Copy each entry as it stands, leaving nothing out.

##### Provided data

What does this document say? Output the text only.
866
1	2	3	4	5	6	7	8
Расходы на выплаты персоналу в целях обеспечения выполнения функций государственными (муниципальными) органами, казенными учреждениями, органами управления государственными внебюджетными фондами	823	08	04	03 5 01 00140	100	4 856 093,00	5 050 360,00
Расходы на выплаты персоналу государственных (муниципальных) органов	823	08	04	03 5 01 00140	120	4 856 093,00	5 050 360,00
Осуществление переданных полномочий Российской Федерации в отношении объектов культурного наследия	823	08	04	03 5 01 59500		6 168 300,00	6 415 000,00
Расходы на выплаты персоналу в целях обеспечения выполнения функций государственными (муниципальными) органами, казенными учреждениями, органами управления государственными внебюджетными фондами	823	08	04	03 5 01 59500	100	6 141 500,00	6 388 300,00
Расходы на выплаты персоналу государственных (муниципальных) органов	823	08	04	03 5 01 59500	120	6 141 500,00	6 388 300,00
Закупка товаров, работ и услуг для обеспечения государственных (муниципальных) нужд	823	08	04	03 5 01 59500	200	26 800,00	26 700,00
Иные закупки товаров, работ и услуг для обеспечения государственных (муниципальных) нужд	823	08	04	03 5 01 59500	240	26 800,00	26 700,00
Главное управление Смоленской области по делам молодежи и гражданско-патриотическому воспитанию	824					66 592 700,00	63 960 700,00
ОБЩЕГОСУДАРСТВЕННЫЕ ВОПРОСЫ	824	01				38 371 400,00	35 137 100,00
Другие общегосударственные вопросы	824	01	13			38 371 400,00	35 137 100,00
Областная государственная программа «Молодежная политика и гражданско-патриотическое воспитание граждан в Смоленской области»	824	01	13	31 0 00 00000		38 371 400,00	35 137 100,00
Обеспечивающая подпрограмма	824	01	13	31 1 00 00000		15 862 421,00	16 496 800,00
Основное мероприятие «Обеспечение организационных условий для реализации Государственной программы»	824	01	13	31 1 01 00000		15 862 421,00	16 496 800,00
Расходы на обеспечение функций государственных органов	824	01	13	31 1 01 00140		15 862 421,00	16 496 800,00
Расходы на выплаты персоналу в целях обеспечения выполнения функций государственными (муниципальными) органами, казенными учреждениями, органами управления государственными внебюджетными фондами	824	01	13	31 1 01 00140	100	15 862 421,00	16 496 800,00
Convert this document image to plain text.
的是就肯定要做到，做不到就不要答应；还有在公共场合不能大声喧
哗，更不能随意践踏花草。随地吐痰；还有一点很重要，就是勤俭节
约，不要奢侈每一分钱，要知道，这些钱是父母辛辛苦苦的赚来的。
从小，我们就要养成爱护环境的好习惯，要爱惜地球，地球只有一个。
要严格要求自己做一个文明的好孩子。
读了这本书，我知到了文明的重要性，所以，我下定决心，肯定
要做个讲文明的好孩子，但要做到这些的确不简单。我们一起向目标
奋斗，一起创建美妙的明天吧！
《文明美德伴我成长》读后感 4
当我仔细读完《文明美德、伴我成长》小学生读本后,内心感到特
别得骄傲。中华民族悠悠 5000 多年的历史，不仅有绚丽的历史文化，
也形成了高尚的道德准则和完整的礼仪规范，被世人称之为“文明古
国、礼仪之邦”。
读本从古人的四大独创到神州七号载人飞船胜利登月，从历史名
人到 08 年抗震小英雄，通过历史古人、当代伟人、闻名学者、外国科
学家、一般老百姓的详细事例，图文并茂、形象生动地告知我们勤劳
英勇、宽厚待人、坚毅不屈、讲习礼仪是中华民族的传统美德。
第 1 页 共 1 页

##########

■ The completed task:
What does this document say? Output the text only.
866
1	2	3	4	5	6	7	8
Расходы на выплаты персоналу в целях обеспечения выполнения функций государственными (муниципальными) органами, казенными учреждениями, органами управления государственными внебюджетными фондами	823	08	04	03 5 01 00140	100	4 856 093,00	5 050 360,00
Расходы на выплаты персоналу государственных (муниципальных) органов	823	08	04	03 5 01 00140	120	4 856 093,00	5 050 360,00
Осуществление переданных полномочий Российской Федерации в отношении объектов культурного наследия	823	08	04	03 5 01 59500		6 168 300,00	6 415 000,00
Расходы на выплаты персоналу в целях обеспечения выполнения функций государственными (муниципальными) органами, казенными учреждениями, органами управления государственными внебюджетными фондами	823	08	04	03 5 01 59500	100	6 141 500,00	6 388 300,00
Расходы на выплаты персоналу государственных (муниципальных) органов	823	08	04	03 5 01 59500	120	6 141 500,00	6 388 300,00
Закупка товаров, работ и услуг для обеспечения государственных (муниципальных) нужд	823	08	04	03 5 01 59500	200	26 800,00	26 700,00
Иные закупки товаров, работ и услуг для обеспечения государственных (муниципальных) нужд	823	08	04	03 5 01 59500	240	26 800,00	26 700,00
Главное управление Смоленской области по делам молодежи и гражданско-патриотическому воспитанию	824					66 592 700,00	63 960 700,00
ОБЩЕГОСУДАРСТВЕННЫЕ ВОПРОСЫ	824	01				38 371 400,00	35 137 100,00
Другие общегосударственные вопросы	824	01	13			38 371 400,00	35 137 100,00
Областная государственная программа «Молодежная политика и гражданско-патриотическое воспитание граждан в Смоленской области»	824	01	13	31 0 00 00000		38 371 400,00	35 137 100,00
Обеспечивающая подпрограмма	824	01	13	31 1 00 00000		15 862 421,00	16 496 800,00
Основное мероприятие «Обеспечение организационных условий для реализации Государственной программы»	824	01	13	31 1 01 00000		15 862 421,00	16 496 800,00
Расходы на обеспечение функций государственных органов	824	01	13	31 1 01 00140		15 862 421,00	16 496 800,00
Расходы на выплаты персоналу в целях обеспечения выполнения функций государственными (муниципальными) органами, казенными учреждениями, органами управления государственными внебюджетными фондами	824	01	13	31 1 01 00140	100	15 862 421,00	16 496 800,00
Convert this document image to plain text.
的是就肯定要做到，做不到就不要答应；还有在公共场合不能大声喧
哗，更不能随意践踏花草。随地吐痰；还有一点很重要，就是勤俭节
约，不要奢侈每一分钱，要知道，这些钱是父母辛辛苦苦的赚来的。
从小，我们就要养成爱护环境的好习惯，要爱惜地球，地球只有一个。
要严格要求自己做一个文明的好孩子。
读了这本书，我知到了文明的重要性，所以，我下定决心，肯定
要做个讲文明的好孩子，但要做到这些的确不简单。我们一起向目标
奋斗，一起创建美妙的明天吧！
《文明美德伴我成长》读后感 4
当我仔细读完《文明美德、伴我成长》小学生读本后,内心感到特
别得骄傲。中华民族悠悠 5000 多年的历史，不仅有绚丽的历史文化，
也形成了高尚的道德准则和完整的礼仪规范，被世人称之为“文明古
国、礼仪之邦”。
读本从古人的四大独创到神州七号载人飞船胜利登月，从历史名
人到 08 年抗震小英雄，通过历史古人、当代伟人、闻名学者、外国科
学家、一般老百姓的详细事例，图文并茂、形象生动地告知我们勤劳
英勇、宽厚待人、坚毅不屈、讲习礼仪是中华民族的传统美德。
第 1 页 共 1 页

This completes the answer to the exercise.